=== Material provided ===

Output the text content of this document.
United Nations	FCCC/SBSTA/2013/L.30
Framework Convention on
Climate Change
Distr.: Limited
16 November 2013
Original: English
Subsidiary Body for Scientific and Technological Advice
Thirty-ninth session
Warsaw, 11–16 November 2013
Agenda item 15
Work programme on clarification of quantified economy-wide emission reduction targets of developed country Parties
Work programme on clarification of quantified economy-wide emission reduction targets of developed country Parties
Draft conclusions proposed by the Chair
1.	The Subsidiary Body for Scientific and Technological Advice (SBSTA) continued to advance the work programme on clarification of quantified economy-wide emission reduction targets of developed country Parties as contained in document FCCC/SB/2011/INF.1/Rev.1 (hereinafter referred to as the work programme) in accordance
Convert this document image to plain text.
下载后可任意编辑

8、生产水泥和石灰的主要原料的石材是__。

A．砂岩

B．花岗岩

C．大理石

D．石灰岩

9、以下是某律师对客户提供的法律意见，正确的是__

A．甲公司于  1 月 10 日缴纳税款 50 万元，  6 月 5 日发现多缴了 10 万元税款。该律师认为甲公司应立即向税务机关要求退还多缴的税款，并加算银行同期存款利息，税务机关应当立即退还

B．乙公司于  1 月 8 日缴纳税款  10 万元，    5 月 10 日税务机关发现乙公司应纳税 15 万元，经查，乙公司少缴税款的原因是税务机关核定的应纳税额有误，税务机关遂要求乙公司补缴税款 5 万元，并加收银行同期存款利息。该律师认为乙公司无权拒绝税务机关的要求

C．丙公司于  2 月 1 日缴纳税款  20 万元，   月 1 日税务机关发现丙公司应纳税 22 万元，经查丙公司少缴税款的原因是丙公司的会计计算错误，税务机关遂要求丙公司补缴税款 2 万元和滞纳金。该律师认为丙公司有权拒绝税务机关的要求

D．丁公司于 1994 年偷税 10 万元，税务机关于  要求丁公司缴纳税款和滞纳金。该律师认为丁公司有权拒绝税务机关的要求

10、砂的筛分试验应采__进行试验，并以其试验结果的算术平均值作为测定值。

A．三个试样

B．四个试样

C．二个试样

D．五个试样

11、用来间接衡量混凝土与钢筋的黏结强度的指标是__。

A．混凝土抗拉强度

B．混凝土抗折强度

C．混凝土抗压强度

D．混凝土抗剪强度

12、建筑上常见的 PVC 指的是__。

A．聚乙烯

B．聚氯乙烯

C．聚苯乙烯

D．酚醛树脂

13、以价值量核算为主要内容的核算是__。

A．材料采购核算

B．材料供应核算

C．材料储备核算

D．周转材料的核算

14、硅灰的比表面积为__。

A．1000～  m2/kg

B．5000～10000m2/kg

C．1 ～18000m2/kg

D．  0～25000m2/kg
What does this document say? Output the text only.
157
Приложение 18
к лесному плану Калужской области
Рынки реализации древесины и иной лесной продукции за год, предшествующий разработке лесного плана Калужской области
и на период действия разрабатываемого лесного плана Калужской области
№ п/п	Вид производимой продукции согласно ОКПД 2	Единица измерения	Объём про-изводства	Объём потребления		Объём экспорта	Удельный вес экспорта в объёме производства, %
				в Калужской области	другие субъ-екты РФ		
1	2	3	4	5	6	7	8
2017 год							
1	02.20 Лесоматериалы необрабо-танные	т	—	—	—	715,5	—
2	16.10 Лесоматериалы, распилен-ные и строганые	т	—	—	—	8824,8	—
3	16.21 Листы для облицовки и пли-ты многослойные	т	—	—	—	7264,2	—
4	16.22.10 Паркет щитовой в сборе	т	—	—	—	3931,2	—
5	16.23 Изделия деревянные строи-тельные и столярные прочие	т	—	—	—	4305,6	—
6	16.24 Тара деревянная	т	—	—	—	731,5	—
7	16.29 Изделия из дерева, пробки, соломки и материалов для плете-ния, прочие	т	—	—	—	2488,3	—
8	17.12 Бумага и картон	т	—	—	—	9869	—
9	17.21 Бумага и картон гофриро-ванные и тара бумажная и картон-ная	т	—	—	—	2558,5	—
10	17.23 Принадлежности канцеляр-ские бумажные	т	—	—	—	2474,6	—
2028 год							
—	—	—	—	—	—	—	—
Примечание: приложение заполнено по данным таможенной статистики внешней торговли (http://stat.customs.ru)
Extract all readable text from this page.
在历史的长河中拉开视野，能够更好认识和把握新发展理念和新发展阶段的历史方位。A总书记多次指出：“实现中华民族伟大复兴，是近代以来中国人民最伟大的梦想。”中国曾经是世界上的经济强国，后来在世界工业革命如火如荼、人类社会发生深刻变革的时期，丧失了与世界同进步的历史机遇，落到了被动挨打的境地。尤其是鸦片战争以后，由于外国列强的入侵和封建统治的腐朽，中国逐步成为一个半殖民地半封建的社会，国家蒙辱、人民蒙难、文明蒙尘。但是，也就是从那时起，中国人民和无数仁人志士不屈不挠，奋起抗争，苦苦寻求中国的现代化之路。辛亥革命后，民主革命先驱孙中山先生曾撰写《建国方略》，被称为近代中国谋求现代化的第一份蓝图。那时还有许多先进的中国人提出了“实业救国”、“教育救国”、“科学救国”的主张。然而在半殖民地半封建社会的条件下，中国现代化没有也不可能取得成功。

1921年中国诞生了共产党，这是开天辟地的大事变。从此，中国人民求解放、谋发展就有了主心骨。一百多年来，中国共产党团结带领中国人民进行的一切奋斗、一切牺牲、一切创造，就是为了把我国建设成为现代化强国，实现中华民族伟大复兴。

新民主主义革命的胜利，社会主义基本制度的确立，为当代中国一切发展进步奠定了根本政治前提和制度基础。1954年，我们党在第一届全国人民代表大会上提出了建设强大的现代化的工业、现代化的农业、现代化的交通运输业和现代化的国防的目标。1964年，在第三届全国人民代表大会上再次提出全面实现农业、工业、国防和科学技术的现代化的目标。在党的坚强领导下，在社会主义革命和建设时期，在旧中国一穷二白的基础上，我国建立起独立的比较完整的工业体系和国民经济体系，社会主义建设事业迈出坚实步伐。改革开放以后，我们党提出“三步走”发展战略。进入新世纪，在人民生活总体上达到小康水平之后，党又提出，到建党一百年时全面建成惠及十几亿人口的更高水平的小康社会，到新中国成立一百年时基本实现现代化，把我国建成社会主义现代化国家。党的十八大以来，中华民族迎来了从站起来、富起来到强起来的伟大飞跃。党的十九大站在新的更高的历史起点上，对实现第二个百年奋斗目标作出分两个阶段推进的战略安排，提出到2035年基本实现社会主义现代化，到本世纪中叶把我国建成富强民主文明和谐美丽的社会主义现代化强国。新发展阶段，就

===

What is asked =
Quote all the records exactly, please, leaving none out.

Response for this exercise =
Output the text content of this document.
United Nations	FCCC/SBSTA/2013/L.30
Framework Convention on
Climate Change
Distr.: Limited
16 November 2013
Original: English
Subsidiary Body for Scientific and Technological Advice
Thirty-ninth session
Warsaw, 11–16 November 2013
Agenda item 15
Work programme on clarification of quantified economy-wide emission reduction targets of developed country Parties
Work programme on clarification of quantified economy-wide emission reduction targets of developed country Parties
Draft conclusions proposed by the Chair
1.	The Subsidiary Body for Scientific and Technological Advice (SBSTA) continued to advance the work programme on clarification of quantified economy-wide emission reduction targets of developed country Parties as contained in document FCCC/SB/2011/INF.1/Rev.1 (hereinafter referred to as the work programme) in accordance
Convert this document image to plain text.
下载后可任意编辑

8、生产水泥和石灰的主要原料的石材是__。

A．砂岩

B．花岗岩

C．大理石

D．石灰岩

9、以下是某律师对客户提供的法律意见，正确的是__

A．甲公司于  1 月 10 日缴纳税款 50 万元，  6 月 5 日发现多缴了 10 万元税款。该律师认为甲公司应立即向税务机关要求退还多缴的税款，并加算银行同期存款利息，税务机关应当立即退还

B．乙公司于  1 月 8 日缴纳税款  10 万元，    5 月 10 日税务机关发现乙公司应纳税 15 万元，经查，乙公司少缴税款的原因是税务机关核定的应纳税额有误，税务机关遂要求乙公司补缴税款 5 万元，并加收银行同期存款利息。该律师认为乙公司无权拒绝税务机关的要求

C．丙公司于  2 月 1 日缴纳税款  20 万元，   月 1 日税务机关发现丙公司应纳税 22 万元，经查丙公司少缴税款的原因是丙公司的会计计算错误，税务机关遂要求丙公司补缴税款 2 万元和滞纳金。该律师认为丙公司有权拒绝税务机关的要求

D．丁公司于 1994 年偷税 10 万元，税务机关于  要求丁公司缴纳税款和滞纳金。该律师认为丁公司有权拒绝税务机关的要求

10、砂的筛分试验应采__进行试验，并以其试验结果的算术平均值作为测定值。

A．三个试样

B．四个试样

C．二个试样

D．五个试样

11、用来间接衡量混凝土与钢筋的黏结强度的指标是__。

A．混凝土抗拉强度

B．混凝土抗折强度

C．混凝土抗压强度

D．混凝土抗剪强度

12、建筑上常见的 PVC 指的是__。

A．聚乙烯

B．聚氯乙烯

C．聚苯乙烯

D．酚醛树脂

13、以价值量核算为主要内容的核算是__。

A．材料采购核算

B．材料供应核算

C．材料储备核算

D．周转材料的核算

14、硅灰的比表面积为__。

A．1000～  m2/kg

B．5000～10000m2/kg

C．1 ～18000m2/kg

D．  0～25000m2/kg
What does this document say? Output the text only.
157
Приложение 18
к лесному плану Калужской области
Рынки реализации древесины и иной лесной продукции за год, предшествующий разработке лесного плана Калужской области
и на период действия разрабатываемого лесного плана Калужской области
№ п/п	Вид производимой продукции согласно ОКПД 2	Единица измерения	Объём про-изводства	Объём потребления		Объём экспорта	Удельный вес экспорта в объёме производства, %
				в Калужской области	другие субъ-екты РФ		
1	2	3	4	5	6	7	8
2017 год							
1	02.20 Лесоматериалы необрабо-танные	т	—	—	—	715,5	—
2	16.10 Лесоматериалы, распилен-ные и строганые	т	—	—	—	8824,8	—
3	16.21 Листы для облицовки и пли-ты многослойные	т	—	—	—	7264,2	—
4	16.22.10 Паркет щитовой в сборе	т	—	—	—	3931,2	—
5	16.23 Изделия деревянные строи-тельные и столярные прочие	т	—	—	—	4305,6	—
6	16.24 Тара деревянная	т	—	—	—	731,5	—
7	16.29 Изделия из дерева, пробки, соломки и материалов для плете-ния, прочие	т	—	—	—	2488,3	—
8	17.12 Бумага и картон	т	—	—	—	9869	—
9	17.21 Бумага и картон гофриро-ванные и тара бумажная и картон-ная	т	—	—	—	2558,5	—
10	17.23 Принадлежности канцеляр-ские бумажные	т	—	—	—	2474,6	—
2028 год							
—	—	—	—	—	—	—	—
Примечание: приложение заполнено по данным таможенной статистики внешней торговли (http://stat.customs.ru)
Extract all readable text from this page.
在历史的长河中拉开视野，能够更好认识和把握新发展理念和新发展阶段的历史方位。A总书记多次指出：“实现中华民族伟大复兴，是近代以来中国人民最伟大的梦想。”中国曾经是世界上的经济强国，后来在世界工业革命如火如荼、人类社会发生深刻变革的时期，丧失了与世界同进步的历史机遇，落到了被动挨打的境地。尤其是鸦片战争以后，由于外国列强的入侵和封建统治的腐朽，中国逐步成为一个半殖民地半封建的社会，国家蒙辱、人民蒙难、文明蒙尘。但是，也就是从那时起，中国人民和无数仁人志士不屈不挠，奋起抗争，苦苦寻求中国的现代化之路。辛亥革命后，民主革命先驱孙中山先生曾撰写《建国方略》，被称为近代中国谋求现代化的第一份蓝图。那时还有许多先进的中国人提出了“实业救国”、“教育救国”、“科学救国”的主张。然而在半殖民地半封建社会的条件下，中国现代化没有也不可能取得成功。

1921年中国诞生了共产党，这是开天辟地的大事变。从此，中国人民求解放、谋发展就有了主心骨。一百多年来，中国共产党团结带领中国人民进行的一切奋斗、一切牺牲、一切创造，就是为了把我国建设成为现代化强国，实现中华民族伟大复兴。

新民主主义革命的胜利，社会主义基本制度的确立，为当代中国一切发展进步奠定了根本政治前提和制度基础。1954年，我们党在第一届全国人民代表大会上提出了建设强大的现代化的工业、现代化的农业、现代化的交通运输业和现代化的国防的目标。1964年，在第三届全国人民代表大会上再次提出全面实现农业、工业、国防和科学技术的现代化的目标。在党的坚强领导下，在社会主义革命和建设时期，在旧中国一穷二白的基础上，我国建立起独立的比较完整的工业体系和国民经济体系，社会主义建设事业迈出坚实步伐。改革开放以后，我们党提出“三步走”发展战略。进入新世纪，在人民生活总体上达到小康水平之后，党又提出，到建党一百年时全面建成惠及十几亿人口的更高水平的小康社会，到新中国成立一百年时基本实现现代化，把我国建成社会主义现代化国家。党的十八大以来，中华民族迎来了从站起来、富起来到强起来的伟大飞跃。党的十九大站在新的更高的历史起点上，对实现第二个百年奋斗目标作出分两个阶段推进的战略安排，提出到2035年基本实现社会主义现代化，到本世纪中叶把我国建成富强民主文明和谐美丽的社会主义现代化强国。新发展阶段，就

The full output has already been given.